Chart and figure data:
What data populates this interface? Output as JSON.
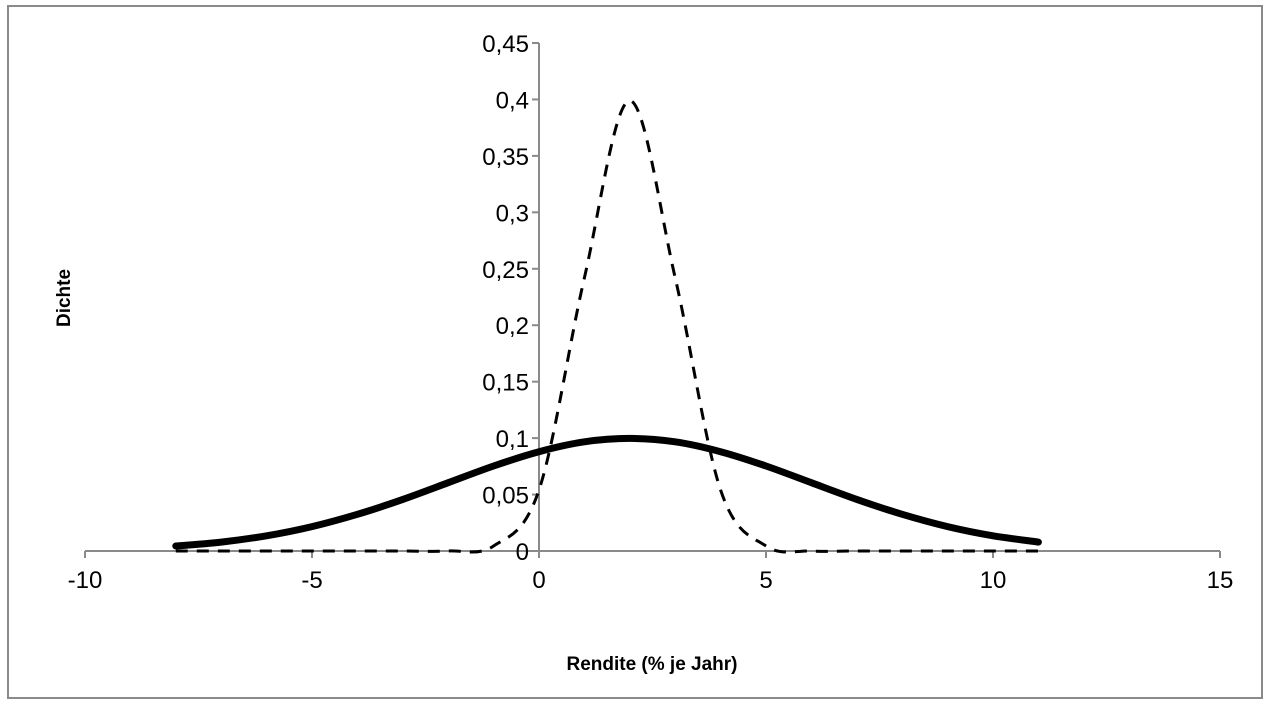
{
  "chart_data": {
    "type": "line",
    "title": "",
    "xlabel": "Rendite (%  je Jahr)",
    "ylabel": "Dichte",
    "xlim": [
      -10,
      15
    ],
    "ylim": [
      0,
      0.45
    ],
    "x_ticks": [
      -10,
      -5,
      0,
      5,
      10,
      15
    ],
    "x_tick_labels": [
      "-10",
      "-5",
      "0",
      "5",
      "10",
      "15"
    ],
    "y_ticks": [
      0,
      0.05,
      0.1,
      0.15,
      0.2,
      0.25,
      0.3,
      0.35,
      0.4,
      0.45
    ],
    "y_tick_labels": [
      "0",
      "0,05",
      "0,1",
      "0,15",
      "0,2",
      "0,25",
      "0,3",
      "0,35",
      "0,4",
      "0,45"
    ],
    "grid": false,
    "legend": "none",
    "series": [
      {
        "style": "solid",
        "color": "#000000",
        "x": [
          -8,
          -7,
          -6,
          -5,
          -4,
          -3,
          -2,
          -1,
          0,
          1,
          2,
          3,
          4,
          5,
          6,
          7,
          8,
          9,
          10,
          11
        ],
        "y": [
          0.0044,
          0.0079,
          0.0135,
          0.0216,
          0.0325,
          0.0457,
          0.0605,
          0.0753,
          0.088,
          0.0967,
          0.0997,
          0.0967,
          0.088,
          0.0753,
          0.0605,
          0.0457,
          0.0325,
          0.0216,
          0.0135,
          0.0079
        ]
      },
      {
        "style": "dashed",
        "color": "#000000",
        "x": [
          -8,
          -7,
          -6,
          -5,
          -4,
          -3,
          -2,
          -1,
          0,
          1,
          2,
          3,
          4,
          5,
          6,
          7,
          8,
          9,
          10,
          11
        ],
        "y": [
          0,
          0,
          0,
          0,
          0,
          0,
          0,
          0.0044,
          0.054,
          0.242,
          0.3989,
          0.242,
          0.054,
          0.0044,
          0,
          0,
          0,
          0,
          0,
          0
        ]
      }
    ]
  }
}
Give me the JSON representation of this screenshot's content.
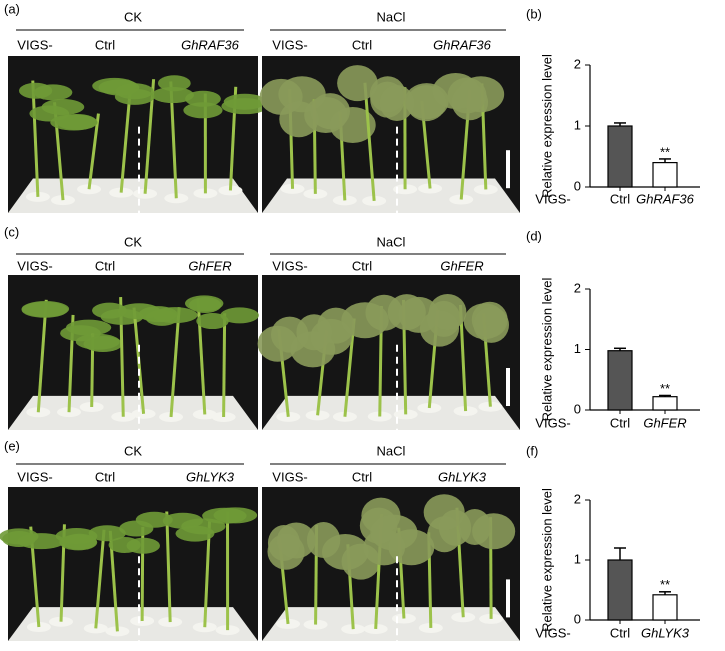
{
  "photo_panels": [
    {
      "label": "(a)",
      "groups": [
        {
          "title": "CK",
          "columns": [
            "VIGS-",
            "Ctrl",
            "GhRAF36"
          ]
        },
        {
          "title": "NaCl",
          "columns": [
            "VIGS-",
            "Ctrl",
            "GhRAF36"
          ]
        }
      ]
    },
    {
      "label": "(c)",
      "groups": [
        {
          "title": "CK",
          "columns": [
            "VIGS-",
            "Ctrl",
            "GhFER"
          ]
        },
        {
          "title": "NaCl",
          "columns": [
            "VIGS-",
            "Ctrl",
            "GhFER"
          ]
        }
      ]
    },
    {
      "label": "(e)",
      "groups": [
        {
          "title": "CK",
          "columns": [
            "VIGS-",
            "Ctrl",
            "GhLYK3"
          ]
        },
        {
          "title": "NaCl",
          "columns": [
            "VIGS-",
            "Ctrl",
            "GhLYK3"
          ]
        }
      ]
    }
  ],
  "chart_data": [
    {
      "type": "bar",
      "panel_label": "(b)",
      "y_label": "Relative expression level",
      "prefix_label": "VIGS-",
      "categories": [
        "Ctrl",
        "GhRAF36"
      ],
      "values": [
        1.0,
        0.4
      ],
      "errors": [
        0.05,
        0.06
      ],
      "colors": [
        "#555555",
        "#ffffff"
      ],
      "annotation": "**",
      "ylim": [
        0,
        2
      ],
      "yticks": [
        0,
        1,
        2
      ]
    },
    {
      "type": "bar",
      "panel_label": "(d)",
      "y_label": "Relative expression level",
      "prefix_label": "VIGS-",
      "categories": [
        "Ctrl",
        "GhFER"
      ],
      "values": [
        0.98,
        0.22
      ],
      "errors": [
        0.04,
        0.02
      ],
      "colors": [
        "#555555",
        "#ffffff"
      ],
      "annotation": "**",
      "ylim": [
        0,
        2
      ],
      "yticks": [
        0,
        1,
        2
      ]
    },
    {
      "type": "bar",
      "panel_label": "(f)",
      "y_label": "Relative expression level",
      "prefix_label": "VIGS-",
      "categories": [
        "Ctrl",
        "GhLYK3"
      ],
      "values": [
        1.0,
        0.42
      ],
      "errors": [
        0.2,
        0.05
      ],
      "colors": [
        "#555555",
        "#ffffff"
      ],
      "annotation": "**",
      "ylim": [
        0,
        2
      ],
      "yticks": [
        0,
        1,
        2
      ]
    }
  ]
}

__EXERCISE DETAILS__. All entries must be written out again exactly as given, with no pictures in the copy.

__RESPONSE FOR THIS EXERCISE__.
What data populates this interface? Output as JSON.
{
  "chart_data": {
    "type": "line",
    "title": "",
    "xlabel": "Rendite (%  je Jahr)",
    "ylabel": "Dichte",
    "xlim": [
      -10,
      15
    ],
    "ylim": [
      0,
      0.45
    ],
    "x_ticks": [
      -10,
      -5,
      0,
      5,
      10,
      15
    ],
    "x_tick_labels": [
      "-10",
      "-5",
      "0",
      "5",
      "10",
      "15"
    ],
    "y_ticks": [
      0,
      0.05,
      0.1,
      0.15,
      0.2,
      0.25,
      0.3,
      0.35,
      0.4,
      0.45
    ],
    "y_tick_labels": [
      "0",
      "0,05",
      "0,1",
      "0,15",
      "0,2",
      "0,25",
      "0,3",
      "0,35",
      "0,4",
      "0,45"
    ],
    "grid": false,
    "legend": "none",
    "series": [
      {
        "style": "solid",
        "color": "#000000",
        "x": [
          -8,
          -7,
          -6,
          -5,
          -4,
          -3,
          -2,
          -1,
          0,
          1,
          2,
          3,
          4,
          5,
          6,
          7,
          8,
          9,
          10,
          11
        ],
        "y": [
          0.0044,
          0.0079,
          0.0135,
          0.0216,
          0.0325,
          0.0457,
          0.0605,
          0.0753,
          0.088,
          0.0967,
          0.0997,
          0.0967,
          0.088,
          0.0753,
          0.0605,
          0.0457,
          0.0325,
          0.0216,
          0.0135,
          0.0079
        ]
      },
      {
        "style": "dashed",
        "color": "#000000",
        "x": [
          -8,
          -7,
          -6,
          -5,
          -4,
          -3,
          -2,
          -1,
          0,
          1,
          2,
          3,
          4,
          5,
          6,
          7,
          8,
          9,
          10,
          11
        ],
        "y": [
          0,
          0,
          0,
          0,
          0,
          0,
          0,
          0.0044,
          0.054,
          0.242,
          0.3989,
          0.242,
          0.054,
          0.0044,
          0,
          0,
          0,
          0,
          0,
          0
        ]
      }
    ]
  }
}
Give me the JSON representation of this screenshot's content.
{
  "photo_panels": [
    {
      "label": "(a)",
      "groups": [
        {
          "title": "CK",
          "columns": [
            "VIGS-",
            "Ctrl",
            "GhRAF36"
          ]
        },
        {
          "title": "NaCl",
          "columns": [
            "VIGS-",
            "Ctrl",
            "GhRAF36"
          ]
        }
      ]
    },
    {
      "label": "(c)",
      "groups": [
        {
          "title": "CK",
          "columns": [
            "VIGS-",
            "Ctrl",
            "GhFER"
          ]
        },
        {
          "title": "NaCl",
          "columns": [
            "VIGS-",
            "Ctrl",
            "GhFER"
          ]
        }
      ]
    },
    {
      "label": "(e)",
      "groups": [
        {
          "title": "CK",
          "columns": [
            "VIGS-",
            "Ctrl",
            "GhLYK3"
          ]
        },
        {
          "title": "NaCl",
          "columns": [
            "VIGS-",
            "Ctrl",
            "GhLYK3"
          ]
        }
      ]
    }
  ],
  "chart_data": [
    {
      "type": "bar",
      "panel_label": "(b)",
      "y_label": "Relative expression level",
      "prefix_label": "VIGS-",
      "categories": [
        "Ctrl",
        "GhRAF36"
      ],
      "values": [
        1.0,
        0.4
      ],
      "errors": [
        0.05,
        0.06
      ],
      "colors": [
        "#555555",
        "#ffffff"
      ],
      "annotation": "**",
      "ylim": [
        0,
        2
      ],
      "yticks": [
        0,
        1,
        2
      ]
    },
    {
      "type": "bar",
      "panel_label": "(d)",
      "y_label": "Relative expression level",
      "prefix_label": "VIGS-",
      "categories": [
        "Ctrl",
        "GhFER"
      ],
      "values": [
        0.98,
        0.22
      ],
      "errors": [
        0.04,
        0.02
      ],
      "colors": [
        "#555555",
        "#ffffff"
      ],
      "annotation": "**",
      "ylim": [
        0,
        2
      ],
      "yticks": [
        0,
        1,
        2
      ]
    },
    {
      "type": "bar",
      "panel_label": "(f)",
      "y_label": "Relative expression level",
      "prefix_label": "VIGS-",
      "categories": [
        "Ctrl",
        "GhLYK3"
      ],
      "values": [
        1.0,
        0.42
      ],
      "errors": [
        0.2,
        0.05
      ],
      "colors": [
        "#555555",
        "#ffffff"
      ],
      "annotation": "**",
      "ylim": [
        0,
        2
      ],
      "yticks": [
        0,
        1,
        2
      ]
    }
  ]
}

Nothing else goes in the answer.